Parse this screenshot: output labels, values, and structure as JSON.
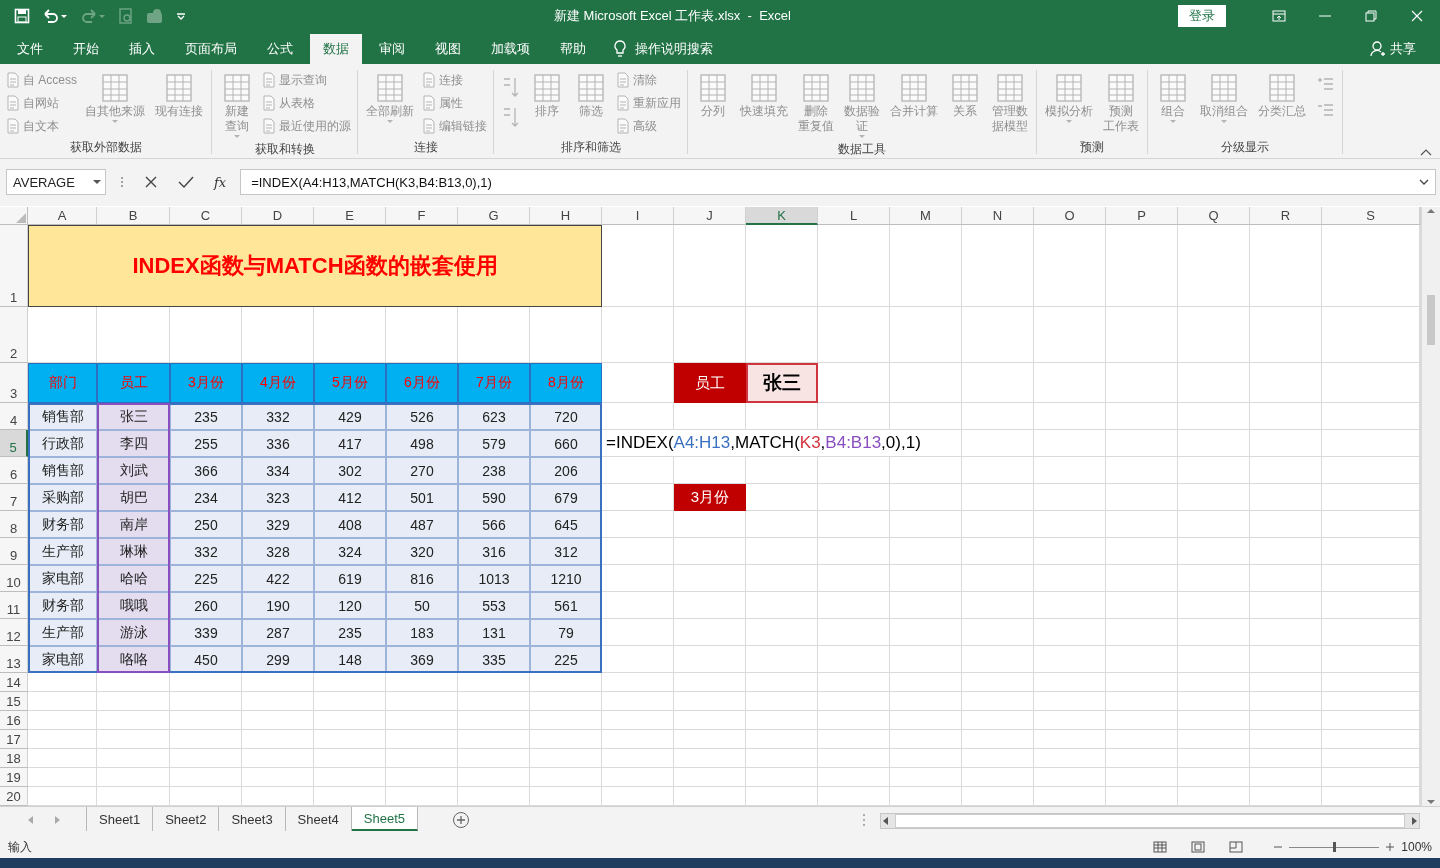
{
  "window": {
    "title": "新建 Microsoft Excel 工作表.xlsx  -  Excel",
    "login": "登录"
  },
  "menu": {
    "tabs": [
      {
        "label": "文件",
        "selected": false
      },
      {
        "label": "开始",
        "selected": false
      },
      {
        "label": "插入",
        "selected": false
      },
      {
        "label": "页面布局",
        "selected": false
      },
      {
        "label": "公式",
        "selected": false
      },
      {
        "label": "数据",
        "selected": true
      },
      {
        "label": "审阅",
        "selected": false
      },
      {
        "label": "视图",
        "selected": false
      },
      {
        "label": "加载项",
        "selected": false
      },
      {
        "label": "帮助",
        "selected": false
      }
    ],
    "search": "操作说明搜索",
    "share": "共享"
  },
  "ribbon": {
    "groups": [
      {
        "label": "获取外部数据",
        "columns": [
          {
            "kind": "stack",
            "items": [
              "自 Access",
              "自网站",
              "自文本"
            ]
          },
          {
            "kind": "large",
            "label": "自其他来源",
            "dropdown": true
          },
          {
            "kind": "large",
            "label": "现有连接",
            "dropdown": false
          }
        ]
      },
      {
        "label": "获取和转换",
        "columns": [
          {
            "kind": "large",
            "lines": [
              "新建",
              "查询"
            ],
            "dropdown": true
          },
          {
            "kind": "stack",
            "items": [
              "显示查询",
              "从表格",
              "最近使用的源"
            ]
          }
        ]
      },
      {
        "label": "连接",
        "columns": [
          {
            "kind": "large",
            "label": "全部刷新",
            "dropdown": true
          },
          {
            "kind": "stack",
            "items": [
              "连接",
              "属性",
              "编辑链接"
            ]
          }
        ]
      },
      {
        "label": "排序和筛选",
        "columns": [
          {
            "kind": "sort"
          },
          {
            "kind": "large",
            "label": "排序",
            "dropdown": false
          },
          {
            "kind": "large",
            "label": "筛选",
            "dropdown": false
          },
          {
            "kind": "stack",
            "items": [
              "清除",
              "重新应用",
              "高级"
            ]
          }
        ]
      },
      {
        "label": "数据工具",
        "columns": [
          {
            "kind": "large",
            "label": "分列",
            "dropdown": false
          },
          {
            "kind": "large",
            "label": "快速填充",
            "dropdown": false
          },
          {
            "kind": "large",
            "lines": [
              "删除",
              "重复值"
            ],
            "dropdown": false
          },
          {
            "kind": "large",
            "lines": [
              "数据验",
              "证"
            ],
            "dropdown": true
          },
          {
            "kind": "large",
            "label": "合并计算",
            "dropdown": false
          },
          {
            "kind": "large",
            "label": "关系",
            "dropdown": false
          },
          {
            "kind": "large",
            "lines": [
              "管理数",
              "据模型"
            ],
            "dropdown": false
          }
        ]
      },
      {
        "label": "预测",
        "columns": [
          {
            "kind": "large",
            "label": "模拟分析",
            "dropdown": true
          },
          {
            "kind": "large",
            "lines": [
              "预测",
              "工作表"
            ],
            "dropdown": false
          }
        ]
      },
      {
        "label": "分级显示",
        "columns": [
          {
            "kind": "large",
            "label": "组合",
            "dropdown": true
          },
          {
            "kind": "large",
            "label": "取消组合",
            "dropdown": true
          },
          {
            "kind": "large",
            "label": "分类汇总",
            "dropdown": false
          },
          {
            "kind": "icons"
          }
        ]
      }
    ]
  },
  "formula_bar": {
    "name_box": "AVERAGE",
    "function_label": "fx",
    "formula": "=INDEX(A4:H13,MATCH(K3,B4:B13,0),1)"
  },
  "sheet": {
    "columns": [
      {
        "label": "A",
        "selected": false
      },
      {
        "label": "B",
        "selected": false
      },
      {
        "label": "C",
        "selected": false
      },
      {
        "label": "D",
        "selected": false
      },
      {
        "label": "E",
        "selected": false
      },
      {
        "label": "F",
        "selected": false
      },
      {
        "label": "G",
        "selected": false
      },
      {
        "label": "H",
        "selected": false
      },
      {
        "label": "I",
        "selected": false
      },
      {
        "label": "J",
        "selected": false
      },
      {
        "label": "K",
        "selected": true
      },
      {
        "label": "L",
        "selected": false
      },
      {
        "label": "M",
        "selected": false
      },
      {
        "label": "N",
        "selected": false
      },
      {
        "label": "O",
        "selected": false
      },
      {
        "label": "P",
        "selected": false
      },
      {
        "label": "Q",
        "selected": false
      },
      {
        "label": "R",
        "selected": false
      },
      {
        "label": "S",
        "selected": false
      }
    ],
    "rows": [
      {
        "label": "1",
        "selected": false
      },
      {
        "label": "2",
        "selected": false
      },
      {
        "label": "3",
        "selected": false
      },
      {
        "label": "4",
        "selected": false
      },
      {
        "label": "5",
        "selected": true
      },
      {
        "label": "6",
        "selected": false
      },
      {
        "label": "7",
        "selected": false
      },
      {
        "label": "8",
        "selected": false
      },
      {
        "label": "9",
        "selected": false
      },
      {
        "label": "10",
        "selected": false
      },
      {
        "label": "11",
        "selected": false
      },
      {
        "label": "12",
        "selected": false
      },
      {
        "label": "13",
        "selected": false
      },
      {
        "label": "14",
        "selected": false
      },
      {
        "label": "15",
        "selected": false
      },
      {
        "label": "16",
        "selected": false
      },
      {
        "label": "17",
        "selected": false
      },
      {
        "label": "18",
        "selected": false
      },
      {
        "label": "19",
        "selected": false
      },
      {
        "label": "20",
        "selected": false
      }
    ],
    "title": "INDEX函数与MATCH函数的嵌套使用",
    "table": {
      "header": [
        "部门",
        "员工",
        "3月份",
        "4月份",
        "5月份",
        "6月份",
        "7月份",
        "8月份"
      ],
      "rows": [
        [
          "销售部",
          "张三",
          "235",
          "332",
          "429",
          "526",
          "623",
          "720"
        ],
        [
          "行政部",
          "李四",
          "255",
          "336",
          "417",
          "498",
          "579",
          "660"
        ],
        [
          "销售部",
          "刘武",
          "366",
          "334",
          "302",
          "270",
          "238",
          "206"
        ],
        [
          "采购部",
          "胡巴",
          "234",
          "323",
          "412",
          "501",
          "590",
          "679"
        ],
        [
          "财务部",
          "南岸",
          "250",
          "329",
          "408",
          "487",
          "566",
          "645"
        ],
        [
          "生产部",
          "琳琳",
          "332",
          "328",
          "324",
          "320",
          "316",
          "312"
        ],
        [
          "家电部",
          "哈哈",
          "225",
          "422",
          "619",
          "816",
          "1013",
          "1210"
        ],
        [
          "财务部",
          "哦哦",
          "260",
          "190",
          "120",
          "50",
          "553",
          "561"
        ],
        [
          "生产部",
          "游泳",
          "339",
          "287",
          "235",
          "183",
          "131",
          "79"
        ],
        [
          "家电部",
          "咯咯",
          "450",
          "299",
          "148",
          "369",
          "335",
          "225"
        ]
      ]
    },
    "lookup": {
      "label": "员工",
      "value": "张三",
      "result_label": "3月份"
    },
    "formula_parts": [
      {
        "text": "=INDEX("
      },
      {
        "text": "A4:H13",
        "color": "#3a70c0"
      },
      {
        "text": ",MATCH("
      },
      {
        "text": "K3",
        "color": "#d0353f"
      },
      {
        "text": ","
      },
      {
        "text": "B4:B13",
        "color": "#8a4fbf"
      },
      {
        "text": ",0),1)"
      }
    ]
  },
  "sheet_tabs": [
    {
      "label": "Sheet1",
      "selected": false
    },
    {
      "label": "Sheet2",
      "selected": false
    },
    {
      "label": "Sheet3",
      "selected": false
    },
    {
      "label": "Sheet4",
      "selected": false
    },
    {
      "label": "Sheet5",
      "selected": true
    }
  ],
  "status_bar": {
    "mode": "输入",
    "zoom": {
      "level": 0.5,
      "reading": "100%"
    }
  }
}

■ **Task statement**: Copy the whole listing above word for word but do not carry over the pictures.

■ **Reply**:
Parse this screenshot: output labels, values, and structure as JSON.
{
  "window": {
    "title": "新建 Microsoft Excel 工作表.xlsx  -  Excel",
    "login": "登录"
  },
  "menu": {
    "tabs": [
      {
        "label": "文件",
        "selected": false
      },
      {
        "label": "开始",
        "selected": false
      },
      {
        "label": "插入",
        "selected": false
      },
      {
        "label": "页面布局",
        "selected": false
      },
      {
        "label": "公式",
        "selected": false
      },
      {
        "label": "数据",
        "selected": true
      },
      {
        "label": "审阅",
        "selected": false
      },
      {
        "label": "视图",
        "selected": false
      },
      {
        "label": "加载项",
        "selected": false
      },
      {
        "label": "帮助",
        "selected": false
      }
    ],
    "search": "操作说明搜索",
    "share": "共享"
  },
  "ribbon": {
    "groups": [
      {
        "label": "获取外部数据",
        "columns": [
          {
            "kind": "stack",
            "items": [
              "自 Access",
              "自网站",
              "自文本"
            ]
          },
          {
            "kind": "large",
            "label": "自其他来源",
            "dropdown": true
          },
          {
            "kind": "large",
            "label": "现有连接",
            "dropdown": false
          }
        ]
      },
      {
        "label": "获取和转换",
        "columns": [
          {
            "kind": "large",
            "lines": [
              "新建",
              "查询"
            ],
            "dropdown": true
          },
          {
            "kind": "stack",
            "items": [
              "显示查询",
              "从表格",
              "最近使用的源"
            ]
          }
        ]
      },
      {
        "label": "连接",
        "columns": [
          {
            "kind": "large",
            "label": "全部刷新",
            "dropdown": true
          },
          {
            "kind": "stack",
            "items": [
              "连接",
              "属性",
              "编辑链接"
            ]
          }
        ]
      },
      {
        "label": "排序和筛选",
        "columns": [
          {
            "kind": "sort"
          },
          {
            "kind": "large",
            "label": "排序",
            "dropdown": false
          },
          {
            "kind": "large",
            "label": "筛选",
            "dropdown": false
          },
          {
            "kind": "stack",
            "items": [
              "清除",
              "重新应用",
              "高级"
            ]
          }
        ]
      },
      {
        "label": "数据工具",
        "columns": [
          {
            "kind": "large",
            "label": "分列",
            "dropdown": false
          },
          {
            "kind": "large",
            "label": "快速填充",
            "dropdown": false
          },
          {
            "kind": "large",
            "lines": [
              "删除",
              "重复值"
            ],
            "dropdown": false
          },
          {
            "kind": "large",
            "lines": [
              "数据验",
              "证"
            ],
            "dropdown": true
          },
          {
            "kind": "large",
            "label": "合并计算",
            "dropdown": false
          },
          {
            "kind": "large",
            "label": "关系",
            "dropdown": false
          },
          {
            "kind": "large",
            "lines": [
              "管理数",
              "据模型"
            ],
            "dropdown": false
          }
        ]
      },
      {
        "label": "预测",
        "columns": [
          {
            "kind": "large",
            "label": "模拟分析",
            "dropdown": true
          },
          {
            "kind": "large",
            "lines": [
              "预测",
              "工作表"
            ],
            "dropdown": false
          }
        ]
      },
      {
        "label": "分级显示",
        "columns": [
          {
            "kind": "large",
            "label": "组合",
            "dropdown": true
          },
          {
            "kind": "large",
            "label": "取消组合",
            "dropdown": true
          },
          {
            "kind": "large",
            "label": "分类汇总",
            "dropdown": false
          },
          {
            "kind": "icons"
          }
        ]
      }
    ]
  },
  "formula_bar": {
    "name_box": "AVERAGE",
    "function_label": "fx",
    "formula": "=INDEX(A4:H13,MATCH(K3,B4:B13,0),1)"
  },
  "sheet": {
    "columns": [
      {
        "label": "A",
        "selected": false
      },
      {
        "label": "B",
        "selected": false
      },
      {
        "label": "C",
        "selected": false
      },
      {
        "label": "D",
        "selected": false
      },
      {
        "label": "E",
        "selected": false
      },
      {
        "label": "F",
        "selected": false
      },
      {
        "label": "G",
        "selected": false
      },
      {
        "label": "H",
        "selected": false
      },
      {
        "label": "I",
        "selected": false
      },
      {
        "label": "J",
        "selected": false
      },
      {
        "label": "K",
        "selected": true
      },
      {
        "label": "L",
        "selected": false
      },
      {
        "label": "M",
        "selected": false
      },
      {
        "label": "N",
        "selected": false
      },
      {
        "label": "O",
        "selected": false
      },
      {
        "label": "P",
        "selected": false
      },
      {
        "label": "Q",
        "selected": false
      },
      {
        "label": "R",
        "selected": false
      },
      {
        "label": "S",
        "selected": false
      }
    ],
    "rows": [
      {
        "label": "1",
        "selected": false
      },
      {
        "label": "2",
        "selected": false
      },
      {
        "label": "3",
        "selected": false
      },
      {
        "label": "4",
        "selected": false
      },
      {
        "label": "5",
        "selected": true
      },
      {
        "label": "6",
        "selected": false
      },
      {
        "label": "7",
        "selected": false
      },
      {
        "label": "8",
        "selected": false
      },
      {
        "label": "9",
        "selected": false
      },
      {
        "label": "10",
        "selected": false
      },
      {
        "label": "11",
        "selected": false
      },
      {
        "label": "12",
        "selected": false
      },
      {
        "label": "13",
        "selected": false
      },
      {
        "label": "14",
        "selected": false
      },
      {
        "label": "15",
        "selected": false
      },
      {
        "label": "16",
        "selected": false
      },
      {
        "label": "17",
        "selected": false
      },
      {
        "label": "18",
        "selected": false
      },
      {
        "label": "19",
        "selected": false
      },
      {
        "label": "20",
        "selected": false
      }
    ],
    "title": "INDEX函数与MATCH函数的嵌套使用",
    "table": {
      "header": [
        "部门",
        "员工",
        "3月份",
        "4月份",
        "5月份",
        "6月份",
        "7月份",
        "8月份"
      ],
      "rows": [
        [
          "销售部",
          "张三",
          "235",
          "332",
          "429",
          "526",
          "623",
          "720"
        ],
        [
          "行政部",
          "李四",
          "255",
          "336",
          "417",
          "498",
          "579",
          "660"
        ],
        [
          "销售部",
          "刘武",
          "366",
          "334",
          "302",
          "270",
          "238",
          "206"
        ],
        [
          "采购部",
          "胡巴",
          "234",
          "323",
          "412",
          "501",
          "590",
          "679"
        ],
        [
          "财务部",
          "南岸",
          "250",
          "329",
          "408",
          "487",
          "566",
          "645"
        ],
        [
          "生产部",
          "琳琳",
          "332",
          "328",
          "324",
          "320",
          "316",
          "312"
        ],
        [
          "家电部",
          "哈哈",
          "225",
          "422",
          "619",
          "816",
          "1013",
          "1210"
        ],
        [
          "财务部",
          "哦哦",
          "260",
          "190",
          "120",
          "50",
          "553",
          "561"
        ],
        [
          "生产部",
          "游泳",
          "339",
          "287",
          "235",
          "183",
          "131",
          "79"
        ],
        [
          "家电部",
          "咯咯",
          "450",
          "299",
          "148",
          "369",
          "335",
          "225"
        ]
      ]
    },
    "lookup": {
      "label": "员工",
      "value": "张三",
      "result_label": "3月份"
    },
    "formula_parts": [
      {
        "text": "=INDEX("
      },
      {
        "text": "A4:H13",
        "color": "#3a70c0"
      },
      {
        "text": ",MATCH("
      },
      {
        "text": "K3",
        "color": "#d0353f"
      },
      {
        "text": ","
      },
      {
        "text": "B4:B13",
        "color": "#8a4fbf"
      },
      {
        "text": ",0),1)"
      }
    ]
  },
  "sheet_tabs": [
    {
      "label": "Sheet1",
      "selected": false
    },
    {
      "label": "Sheet2",
      "selected": false
    },
    {
      "label": "Sheet3",
      "selected": false
    },
    {
      "label": "Sheet4",
      "selected": false
    },
    {
      "label": "Sheet5",
      "selected": true
    }
  ],
  "status_bar": {
    "mode": "输入",
    "zoom": {
      "level": 0.5,
      "reading": "100%"
    }
  }
}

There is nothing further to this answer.